Show all lines from the listing below that contain "text".

'''

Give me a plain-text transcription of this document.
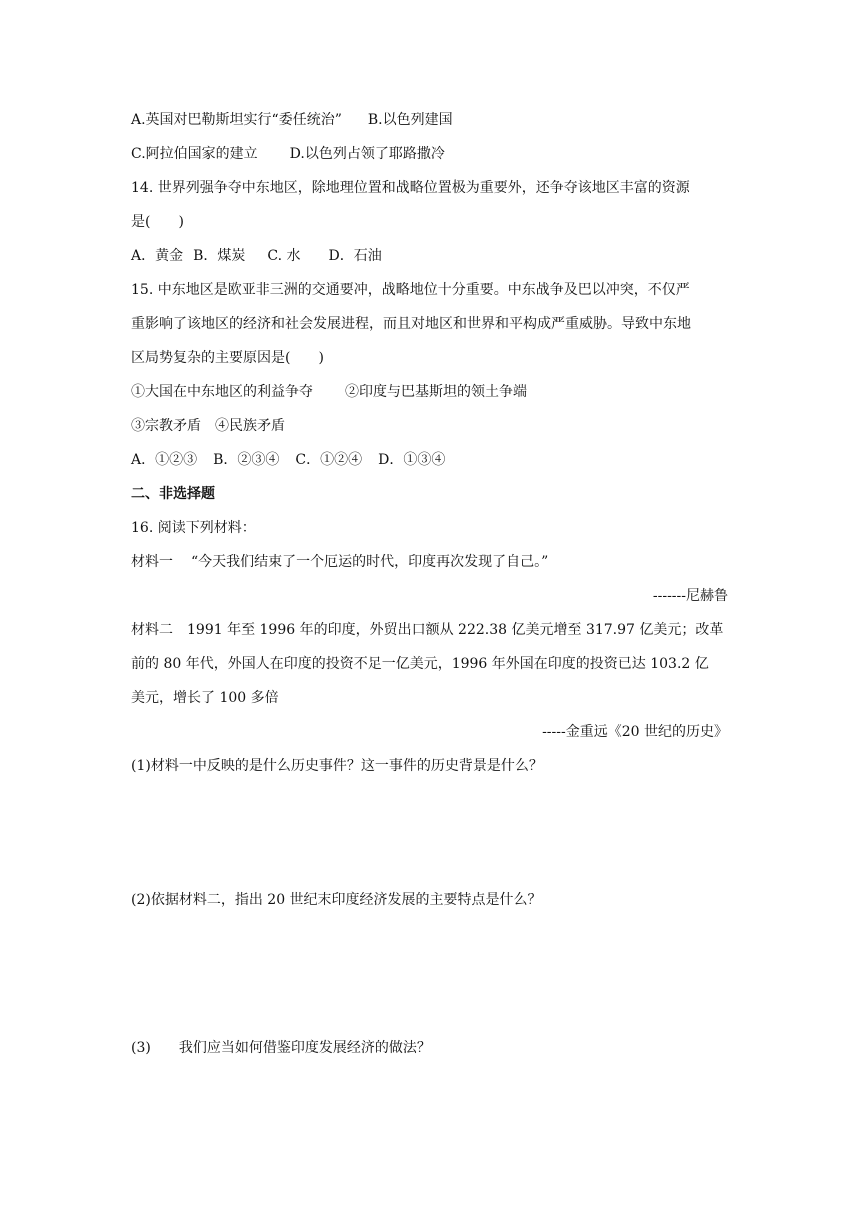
A.英国对巴勒斯坦实行“委任统治” B.以色列建国
C.阿拉伯国家的建立 D.以色列占领了耶路撒冷
14. 世界列强争夺中东地区，除地理位置和战略位置极为重要外，还争夺该地区丰富的资源
是(　　)
A．黄金 B．煤炭 C. 水 D．石油
15. 中东地区是欧亚非三洲的交通要冲，战略地位十分重要。中东战争及巴以冲突，不仅严
重影响了该地区的经济和社会发展进程，而且对地区和世界和平构成严重威胁。导致中东地
区局势复杂的主要原因是(　　)
①大国在中东地区的利益争夺 ②印度与巴基斯坦的领土争端
③宗教矛盾 ④民族矛盾
A．①②③ B．②③④ C．①②④ D．①③④
二、非选择题
16. 阅读下列材料：
材料一 “今天我们结束了一个厄运的时代，印度再次发现了自己。”
-------尼赫鲁
材料二　1991 年至 1996 年的印度，外贸出口额从 222.38 亿美元增至 317.97 亿美元；改革
前的 80 年代，外国人在印度的投资不足一亿美元，1996 年外国在印度的投资已达 103.2 亿
美元，增长了 100 多倍
-----金重远《20 世纪的历史》
(1)材料一中反映的是什么历史事件？这一事件的历史背景是什么？
(2)依据材料二，指出 20 世纪末印度经济发展的主要特点是什么？
(3) 我们应当如何借鉴印度发展经济的做法？
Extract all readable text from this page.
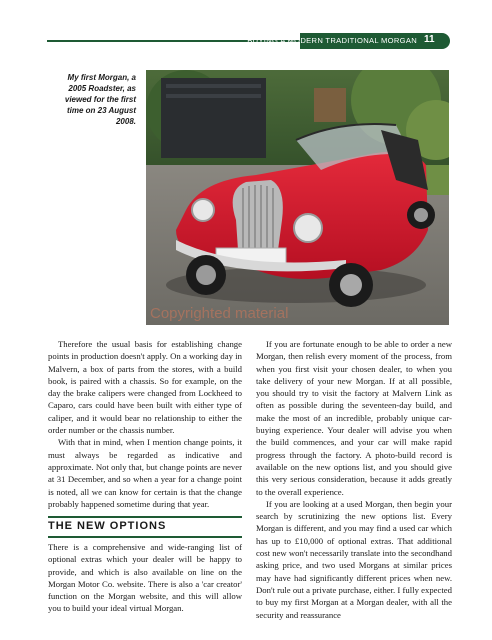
BUYING A MODERN TRADITIONAL MORGAN 11
My first Morgan, a 2005 Roadster, as viewed for the first time on 23 August 2008.
Copyrighted material

Therefore the usual basis for establishing change points in production doesn't apply. On a working day in Malvern, a box of parts from the stores, with a build book, is paired with a chassis. So for example, on the day the brake calipers were changed from Lockheed to Caparo, cars could have been built with either type of caliper, and it would bear no relationship to either the order number or the chassis number.

With that in mind, when I mention change points, it must always be regarded as indicative and approximate. Not only that, but change points are never at 31 December, and so when a year for a change point is noted, all we can know for certain is that the change probably happened sometime during that year.

THE NEW OPTIONS

There is a comprehensive and wide-ranging list of optional extras which your dealer will be happy to provide, and which is also available on line on the Morgan Motor Co. website. There is also a 'car creator' function on the Morgan website, and this will allow you to build your ideal virtual Morgan.

If you are fortunate enough to be able to order a new Morgan, then relish every moment of the process, from when you first visit your chosen dealer, to when you take delivery of your new Morgan. If at all possible, you should try to visit the factory at Malvern Link as often as possible during the seventeen-day build, and make the most of an incredible, probably unique car-buying experience. Your dealer will advise you when the build commences, and your car will make rapid progress through the factory. A photo-build record is available on the new options list, and you should give this very serious consideration, because it adds greatly to the overall experience.

If you are looking at a used Morgan, then begin your search by scrutinizing the new options list. Every Morgan is different, and you may find a used car which has up to £10,000 of optional extras. That additional cost new won't necessarily translate into the secondhand asking price, and two used Morgans at similar prices may have had significantly different prices when new. Don't rule out a private purchase, either. I fully expected to buy my first Morgan at a Morgan dealer, with all the security and reassurance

'''

Exercise output:
Give me a plain-text transcription of this document.
Extract all readable text from this page.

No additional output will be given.